begin Source material

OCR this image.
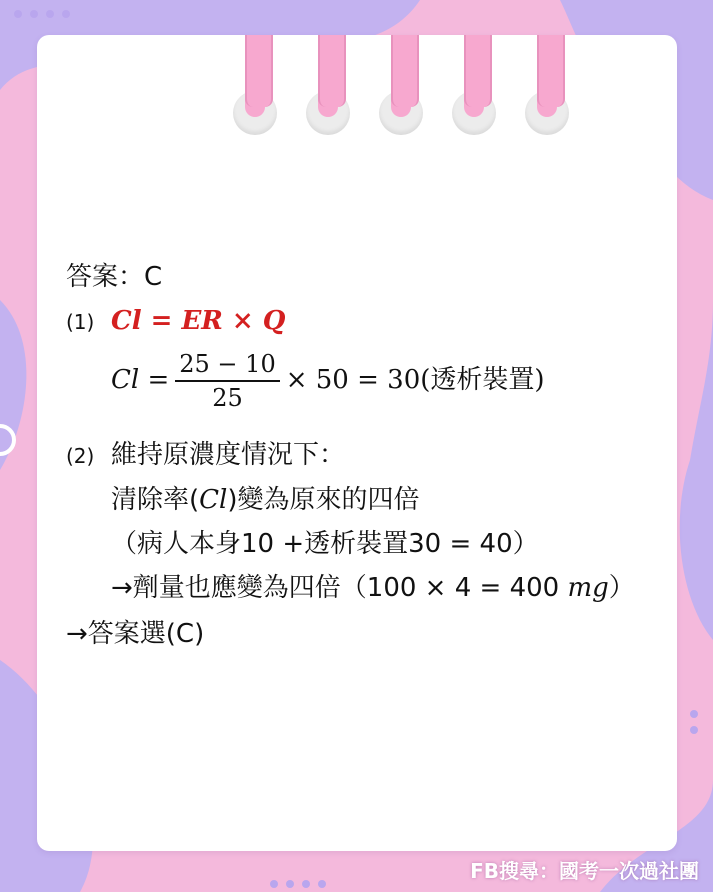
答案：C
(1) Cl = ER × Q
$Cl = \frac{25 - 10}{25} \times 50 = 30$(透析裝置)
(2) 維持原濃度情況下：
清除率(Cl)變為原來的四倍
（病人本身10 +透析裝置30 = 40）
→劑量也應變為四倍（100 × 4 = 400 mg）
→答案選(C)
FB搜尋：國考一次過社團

end Source material
begin Source material

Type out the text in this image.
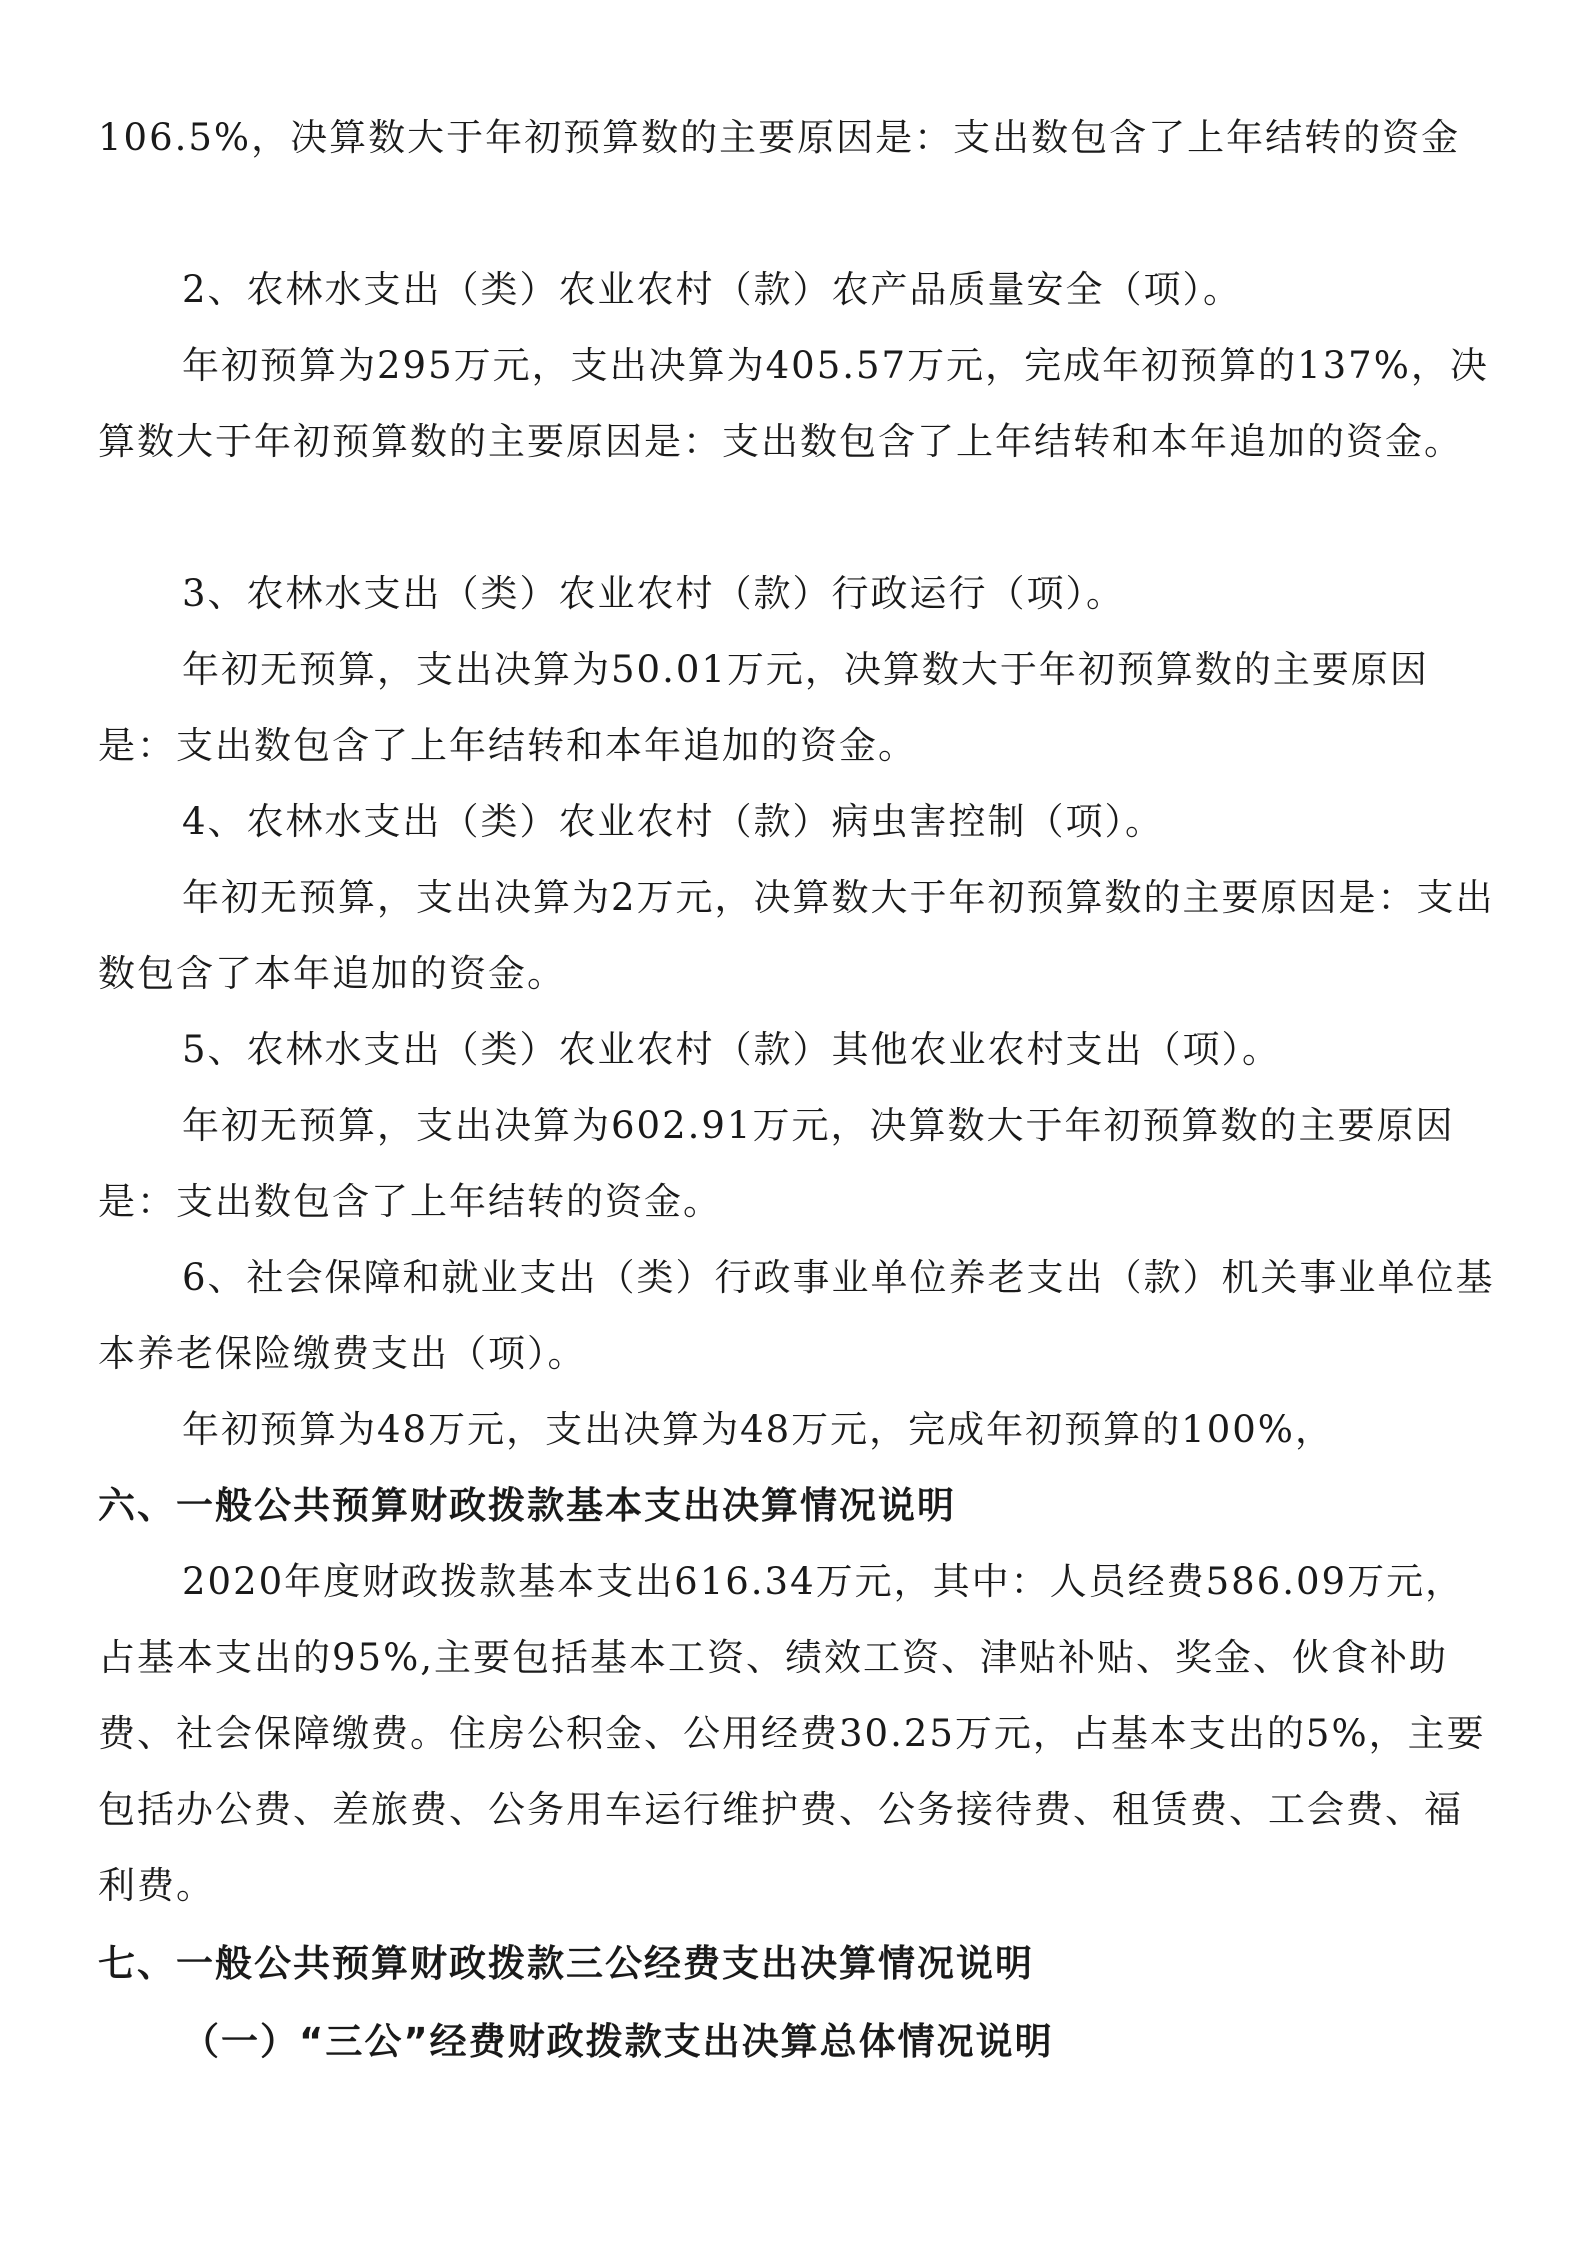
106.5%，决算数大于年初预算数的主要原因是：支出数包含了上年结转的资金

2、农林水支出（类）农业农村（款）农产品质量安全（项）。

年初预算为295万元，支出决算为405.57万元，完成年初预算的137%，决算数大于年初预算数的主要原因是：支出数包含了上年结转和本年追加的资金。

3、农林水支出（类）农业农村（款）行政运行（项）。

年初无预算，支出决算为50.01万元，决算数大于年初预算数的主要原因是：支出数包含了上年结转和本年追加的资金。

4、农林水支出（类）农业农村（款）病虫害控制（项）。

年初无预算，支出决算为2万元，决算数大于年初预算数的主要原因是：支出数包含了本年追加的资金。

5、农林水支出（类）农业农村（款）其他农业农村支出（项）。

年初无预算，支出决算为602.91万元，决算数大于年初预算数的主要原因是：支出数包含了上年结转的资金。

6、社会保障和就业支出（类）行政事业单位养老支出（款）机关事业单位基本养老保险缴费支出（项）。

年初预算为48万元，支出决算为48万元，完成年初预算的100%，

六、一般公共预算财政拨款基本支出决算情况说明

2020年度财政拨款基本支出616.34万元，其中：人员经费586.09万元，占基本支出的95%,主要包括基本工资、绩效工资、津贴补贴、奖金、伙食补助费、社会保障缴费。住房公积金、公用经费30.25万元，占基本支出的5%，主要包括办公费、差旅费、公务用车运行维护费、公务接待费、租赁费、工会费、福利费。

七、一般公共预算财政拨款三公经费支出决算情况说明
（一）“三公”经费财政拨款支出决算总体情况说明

end Source material

Given request
Search the data for "决算数大于年初预算数的主要原因是". Copy every matching line.

Finished answer
106.5%，决算数大于年初预算数的主要原因是：支出数包含了上年结转的资金
年初预算为295万元，支出决算为405.57万元，完成年初预算的137%，决算数大于年初预算数的主要原因是：支出数包含了上年结转和本年追加的资金。
年初无预算，支出决算为50.01万元，决算数大于年初预算数的主要原因是：支出数包含了上年结转和本年追加的资金。
年初无预算，支出决算为2万元，决算数大于年初预算数的主要原因是：支出数包含了本年追加的资金。
年初无预算，支出决算为602.91万元，决算数大于年初预算数的主要原因是：支出数包含了上年结转的资金。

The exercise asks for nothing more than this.